Every entry below needs to be repeated exactly.

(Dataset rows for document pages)
**********

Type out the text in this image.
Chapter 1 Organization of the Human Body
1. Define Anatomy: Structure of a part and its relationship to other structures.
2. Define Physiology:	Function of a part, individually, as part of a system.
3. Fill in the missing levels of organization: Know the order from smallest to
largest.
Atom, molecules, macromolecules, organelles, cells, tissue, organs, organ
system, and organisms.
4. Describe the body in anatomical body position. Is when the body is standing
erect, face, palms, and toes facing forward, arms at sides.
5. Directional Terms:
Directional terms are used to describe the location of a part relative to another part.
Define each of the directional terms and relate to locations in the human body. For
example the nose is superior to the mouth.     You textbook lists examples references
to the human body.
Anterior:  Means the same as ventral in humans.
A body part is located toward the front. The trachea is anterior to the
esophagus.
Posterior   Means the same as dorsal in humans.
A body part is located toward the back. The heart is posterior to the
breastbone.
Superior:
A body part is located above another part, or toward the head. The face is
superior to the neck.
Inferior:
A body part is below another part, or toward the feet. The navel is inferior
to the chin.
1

**********

* **EXERCISE SOLUTION**
Type out the text in this image.
Chapter 1 Organization of the Human Body
1. Define Anatomy: Structure of a part and its relationship to other structures.
2. Define Physiology:	Function of a part, individually, as part of a system.
3. Fill in the missing levels of organization: Know the order from smallest to
largest.
Atom, molecules, macromolecules, organelles, cells, tissue, organs, organ
system, and organisms.
4. Describe the body in anatomical body position. Is when the body is standing
erect, face, palms, and toes facing forward, arms at sides.
5. Directional Terms:
Directional terms are used to describe the location of a part relative to another part.
Define each of the directional terms and relate to locations in the human body. For
example the nose is superior to the mouth.     You textbook lists examples references
to the human body.
Anterior:  Means the same as ventral in humans.
A body part is located toward the front. The trachea is anterior to the
esophagus.
Posterior   Means the same as dorsal in humans.
A body part is located toward the back. The heart is posterior to the
breastbone.
Superior:
A body part is located above another part, or toward the head. The face is
superior to the neck.
Inferior:
A body part is below another part, or toward the feet. The navel is inferior
to the chin.
1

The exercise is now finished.